To do:
1. In the eBay forum thread, which debt collection agency pursued the friend of the first commenter?
2. List every username that heads a comment in the eBay forum thread.

Reading text:
· · · ·
A friend of mine however ended up with a debt collection agency (Transcom)
after him for 6 months because he refused to refund the item. Eventually after
much letter writing with "fuck off" in it basically, they gave up because
there wasn't a genuine claim that would stand up in court.

I still buy and sell off ebay but it's usually very niche items which are on
1:1 interest and low value (vintage transistors for example). Anything
popular, I get the other half to stick it on Facebook and it's gone, in cash
usually within 72 hours. No fees, nothing.

------
dstaten
I will never use eBay again. It took over a month to get a refund for a
product that was never shipped. In fact the transaction was somehow canceled
by the seller within minutes of it being completed, but it still took a ton of
work on my end to get the refund. What a shame

------
intrasight
I've not used eBay in years as a seller - ever since they started withholding
my funds pending approval/release by buyer. Now I just use Craig's List and
Facebook and sell face-to-face. And as a bonus, I've met some pretty cool
people.

------
FrankenPC
This happened to me as well and the thief/buyer decided it would be funny to
leave negative feedback as well. I'm not selling on Ebay ever again. The
system is s __t

------
silverdrake11
UPDATE: It looks like eBay refunded him because of the reaction here on HN

[http://matthewsag.com/?p=1649](http://matthewsag.com/?p=1649)

------
catalystframe
Yeah had same kind of issue. Dispute management people told me "If I was
running a business, I'd accept every customer I can." My response "even if
they're using you as a free rental service?" Author is 100% right, they
totally side with the buyer and they're essentially churning through sellers
to make money. Even if they ever clean up, fuck em

------
codedokode
As I understand his mistake was to sell an item to Eastern Europe. He should
have sold it to US so in case if something goes wrong he could use the police.

Mail forwarders usually take photos of items sent through them (so their
customers could see what they would receive). Ebay could contact the forwarder
if they wanted to find out the truth.
· · · ·
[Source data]

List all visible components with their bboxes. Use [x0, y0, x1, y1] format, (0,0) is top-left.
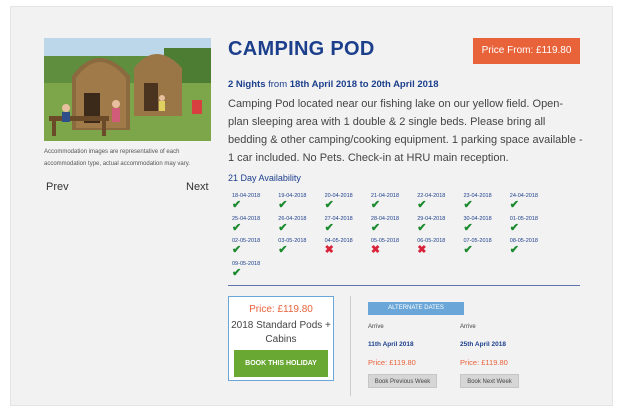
- checkmark-icon: ✔: [370, 221, 381, 234]
- availability-day: 28-04-2018 ✔: [371, 215, 411, 237]
- checkmark-icon: ✔: [324, 221, 334, 234]
- product-title: CAMPING POD: [228, 38, 375, 60]
- availability-day: 29-04-2018 ✔: [417, 215, 457, 237]
- next-image-link[interactable]: Next: [186, 181, 209, 193]
- checkmark-icon: ✔: [417, 199, 427, 211]
- nights-count: 2 Nights: [228, 79, 266, 90]
- checkmark-icon: ✔: [509, 244, 520, 256]
- prev-image-link[interactable]: Prev: [46, 181, 69, 193]
- availability-day: 26-04-2018 ✔: [278, 215, 318, 237]
- nights-from-word: from: [268, 79, 288, 90]
- availability-day: 23-04-2018 ✔: [464, 192, 504, 214]
- availability-day: 22-04-2018 ✔: [417, 192, 457, 214]
- camping-pod-photo: [44, 38, 211, 141]
- availability-day: 21-04-2018 ✔: [371, 192, 411, 214]
- availability-day: 24-04-2018 ✔: [510, 192, 550, 214]
- availability-day: 04-05-2018 ✖: [325, 237, 365, 259]
- checkmark-icon: ✔: [324, 199, 334, 211]
- cross-icon: ✖: [370, 244, 381, 256]
- availability-day: 08-05-2018 ✔: [510, 237, 550, 259]
- vertical-separator: [350, 296, 351, 396]
- checkmark-icon: ✔: [278, 221, 288, 234]
- availability-day: 02-05-2018 ✔: [232, 237, 272, 259]
- book-this-holiday-button[interactable]: BOOK THIS HOLIDAY: [234, 350, 328, 377]
- product-description: Camping Pod located near our fishing lak…: [228, 98, 583, 164]
- availability-day: 30-04-2018 ✔: [464, 215, 504, 237]
- checkmark-icon: ✔: [509, 199, 520, 211]
- stay-date-range: 18th April 2018 to 20th April 2018: [289, 79, 439, 90]
- availability-day: 25-04-2018 ✔: [232, 215, 272, 237]
- alt-arrive-label-previous: Arrive: [368, 324, 384, 330]
- section-divider: [228, 285, 580, 286]
- checkmark-icon: ✔: [278, 244, 288, 256]
- stay-summary: 2 Nights from 18th April 2018 to 20th Ap…: [228, 79, 438, 90]
- alt-date-previous: 11th April 2018: [368, 341, 414, 348]
- cross-icon: ✖: [324, 244, 334, 256]
- checkmark-icon: ✔: [463, 221, 473, 234]
- checkmark-icon: ✔: [232, 244, 242, 256]
- checkmark-icon: ✔: [509, 221, 520, 234]
- alt-date-next: 25th April 2018: [460, 341, 507, 348]
- availability-day: 27-04-2018 ✔: [325, 215, 365, 237]
- selected-option-box: Price: £119.80 2018 Standard Pods + Cabi…: [228, 296, 334, 381]
- availability-day: 03-05-2018 ✔: [278, 237, 318, 259]
- availability-day: 05-05-2018 ✖: [371, 237, 411, 259]
- availability-day: 19-04-2018 ✔: [278, 192, 318, 214]
- availability-day: 18-04-2018 ✔: [232, 192, 272, 214]
- checkmark-icon: ✔: [463, 244, 473, 256]
- alt-arrive-label-next: Arrive: [460, 324, 476, 330]
- selected-price: Price: £119.80: [249, 304, 313, 315]
- selected-accommodation-name: 2018 Standard Pods + Cabins: [231, 320, 331, 345]
- alternate-dates-header: ALTERNATE DATES: [368, 302, 464, 315]
- availability-day: 09-05-2018 ✔: [232, 260, 272, 282]
- checkmark-icon: ✔: [232, 266, 242, 279]
- image-caption: Accommodation images are representative …: [44, 149, 190, 167]
- cross-icon: ✖: [417, 244, 427, 256]
- checkmark-icon: ✔: [232, 199, 242, 211]
- checkmark-icon: ✔: [232, 221, 242, 234]
- alt-price-previous: Price: £119.80: [368, 358, 416, 367]
- checkmark-icon: ✔: [417, 221, 427, 234]
- checkmark-icon: ✔: [370, 199, 381, 211]
- availability-title: 21 Day Availability: [228, 173, 301, 183]
- availability-day: 07-05-2018 ✔: [464, 237, 504, 259]
- book-previous-week-button[interactable]: Book Previous Week: [368, 374, 437, 388]
- availability-day: 06-05-2018 ✖: [417, 237, 457, 259]
- checkmark-icon: ✔: [463, 199, 473, 211]
- checkmark-icon: ✔: [278, 199, 288, 211]
- book-next-week-button[interactable]: Book Next Week: [460, 374, 519, 388]
- availability-day: 20-04-2018 ✔: [325, 192, 365, 214]
- price-from-button[interactable]: Price From: £119.80: [473, 38, 580, 64]
- alt-price-next: Price: £119.80: [460, 358, 508, 367]
- availability-day: 01-05-2018 ✔: [510, 215, 550, 237]
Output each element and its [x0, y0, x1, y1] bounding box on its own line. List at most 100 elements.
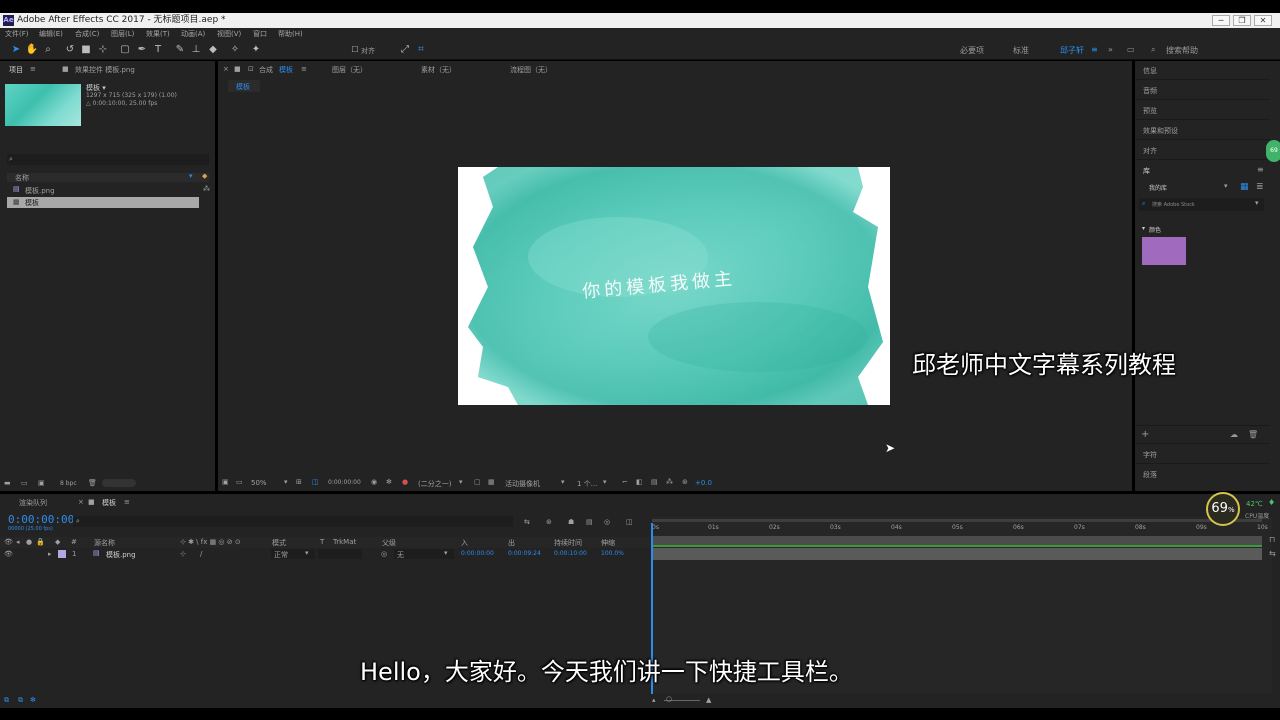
exposure-value[interactable]: +0.0	[695, 479, 712, 487]
menu-edit[interactable]: 编辑(E)	[39, 28, 63, 40]
flowchart-icon[interactable]: ⁂	[666, 478, 673, 486]
column-duration[interactable]: 持续时间	[554, 538, 582, 548]
column-trkmat[interactable]: TrkMat	[333, 538, 356, 546]
camera-select[interactable]: 活动摄像机	[505, 479, 540, 489]
zoom-in-icon[interactable]: ▲	[706, 696, 711, 704]
library-select[interactable]: 我的库 ▾	[1143, 182, 1235, 192]
close-tab-icon[interactable]: ×	[78, 498, 84, 506]
graph-editor-icon[interactable]: ◫	[626, 518, 633, 526]
comp-subtab[interactable]: 模板	[228, 80, 260, 92]
fit-icon[interactable]: ⊞	[296, 478, 302, 486]
column-mode[interactable]: 模式	[272, 538, 286, 548]
layer-row[interactable]: 👁 ▸ 1 ▤ 模板.png ⊹ / 正常 ▾ ◎ 无 ▾ 0:00:00:00…	[0, 549, 650, 560]
comp-mini-flowchart-icon[interactable]: ⇆	[524, 518, 530, 526]
toggle-switches-icon[interactable]: ⧉	[4, 696, 9, 705]
cpu-usage-widget[interactable]: 69%	[1206, 492, 1240, 526]
zoom-tool-icon[interactable]: ⌕	[41, 43, 55, 57]
exposure-reset-icon[interactable]: ⊛	[682, 478, 688, 486]
stock-search-input[interactable]: ⌕ 搜索 Adobe Stock ▾	[1139, 198, 1264, 211]
minimize-button[interactable]: ─	[1212, 15, 1230, 26]
new-folder-icon[interactable]: ▭	[21, 479, 28, 487]
views-select[interactable]: 1 个...	[577, 479, 597, 489]
layer-duration-bar[interactable]	[652, 548, 1262, 560]
label-color-swatch[interactable]	[58, 550, 66, 558]
panel-menu-icon[interactable]: ≡	[124, 498, 130, 506]
close-button[interactable]: ✕	[1254, 15, 1272, 26]
work-area-bar[interactable]	[652, 536, 1262, 545]
parent-select[interactable]: 无 ▾	[394, 549, 454, 559]
tab-timeline-comp[interactable]: 模板	[102, 498, 116, 508]
menu-view[interactable]: 视图(V)	[217, 28, 241, 40]
grid-view-icon[interactable]: ▦	[1240, 182, 1249, 192]
hand-tool-icon[interactable]: ✋	[25, 43, 39, 57]
workspace-essentials[interactable]: 必要项	[960, 45, 984, 56]
type-tool-icon[interactable]: T	[151, 43, 165, 57]
layer-stretch[interactable]: 100.0%	[601, 550, 624, 557]
fast-preview-icon[interactable]: ◧	[636, 478, 643, 486]
comp-name[interactable]: 模板	[279, 65, 293, 75]
expand-chevron-icon[interactable]: ▸	[48, 550, 52, 558]
project-item-png[interactable]: ▤ 模板.png	[7, 185, 199, 195]
panel-effects-presets[interactable]: 效果和预设	[1143, 126, 1178, 136]
panel-audio[interactable]: 音频	[1143, 86, 1157, 96]
tab-effect-controls[interactable]: 效果控件 模板.png	[75, 65, 135, 75]
column-stretch[interactable]: 伸缩	[601, 538, 615, 548]
workspace-menu-icon[interactable]: ≡	[1091, 45, 1098, 54]
roi-icon[interactable]: ▢	[474, 478, 481, 486]
search-help-input[interactable]: 搜索帮助	[1166, 45, 1198, 56]
menu-effect[interactable]: 效果(T)	[146, 28, 170, 40]
motion-blur-icon[interactable]: ◎	[604, 518, 610, 526]
snapping-icon[interactable]: ⌗	[414, 43, 428, 57]
panel-menu-icon[interactable]: ≡	[301, 65, 307, 73]
maximize-button[interactable]: ❐	[1233, 15, 1251, 26]
zoom-slider-handle-icon[interactable]: ○	[666, 695, 672, 703]
time-ruler[interactable]: 0s 01s 02s 03s 04s 05s 06s 07s 08s 09s 1…	[652, 521, 1272, 535]
project-search-input[interactable]: ⌕	[7, 154, 209, 165]
menu-help[interactable]: 帮助(H)	[278, 28, 303, 40]
resolution-select[interactable]: (二分之一)	[418, 479, 451, 489]
parent-pickwhip-icon[interactable]: ◎	[381, 550, 387, 558]
tab-composition-label[interactable]: 合成	[259, 65, 273, 75]
side-cpu-badge[interactable]: 69	[1266, 140, 1280, 162]
draft-3d-icon[interactable]: ⊛	[546, 518, 552, 526]
project-item-comp[interactable]: ▦ 模板	[7, 197, 199, 208]
tab-render-queue[interactable]: 渲染队列	[19, 498, 47, 508]
mode-select[interactable]: 正常 ▾	[271, 549, 315, 559]
comp-button-icon[interactable]: ⊓	[1269, 535, 1275, 544]
color-swatch[interactable]	[1142, 237, 1186, 265]
pan-behind-tool-icon[interactable]: ⊹	[96, 43, 110, 57]
camera-tool-icon[interactable]: ■	[79, 43, 93, 57]
trash-icon[interactable]: 🗑	[88, 479, 97, 487]
tab-project[interactable]: 项目	[9, 65, 23, 75]
panel-menu-icon[interactable]: ≡	[30, 65, 36, 73]
frame-blending-icon[interactable]: ▤	[586, 518, 593, 526]
colors-section-chevron-icon[interactable]: ▾	[1142, 225, 1145, 232]
workspace-standard[interactable]: 标准	[1013, 45, 1029, 56]
show-snapshot-icon[interactable]: ✻	[386, 478, 392, 486]
timeline-timecode[interactable]: 0:00:00:00	[8, 513, 74, 526]
transparency-grid-icon[interactable]: ▦	[488, 478, 495, 486]
trkmat-select[interactable]	[318, 549, 362, 559]
always-preview-icon[interactable]: ▣	[222, 478, 229, 486]
layer-in[interactable]: 0:00:00:00	[461, 550, 494, 557]
menu-window[interactable]: 窗口	[253, 28, 267, 40]
panel-libraries[interactable]: 库	[1143, 166, 1150, 176]
panel-paragraph[interactable]: 段落	[1143, 470, 1157, 480]
brush-tool-icon[interactable]: ✎	[173, 43, 187, 57]
column-out[interactable]: 出	[508, 538, 515, 548]
panel-align[interactable]: 对齐	[1143, 146, 1157, 156]
axis-tool-icon[interactable]: ⤢	[398, 43, 412, 57]
chevron-down-icon[interactable]: ▾	[459, 478, 463, 486]
rotate-tool-icon[interactable]: ↺	[63, 43, 77, 57]
add-icon[interactable]: +	[1141, 429, 1149, 440]
timeline-icon[interactable]: ▤	[651, 478, 658, 486]
comp-viewer-canvas[interactable]: 你的模板我做主	[458, 167, 890, 405]
panel-preview[interactable]: 预览	[1143, 106, 1157, 116]
shy-layers-icon[interactable]: ☗	[568, 518, 574, 526]
panel-info[interactable]: 信息	[1143, 66, 1157, 76]
interpret-footage-icon[interactable]: ▬	[4, 479, 11, 487]
timeline-search-input[interactable]: ⌕	[73, 516, 513, 527]
zoom-select[interactable]: 50%	[251, 479, 267, 487]
align-checkbox-icon[interactable]: ☐	[348, 43, 362, 57]
thumbnail-slider[interactable]	[102, 479, 136, 487]
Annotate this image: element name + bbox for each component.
· · · ·
Solved problems:
1. Transcom

2. dstaten, intrasight, FrankenPC, silverdrake11, catalystframe, codedokode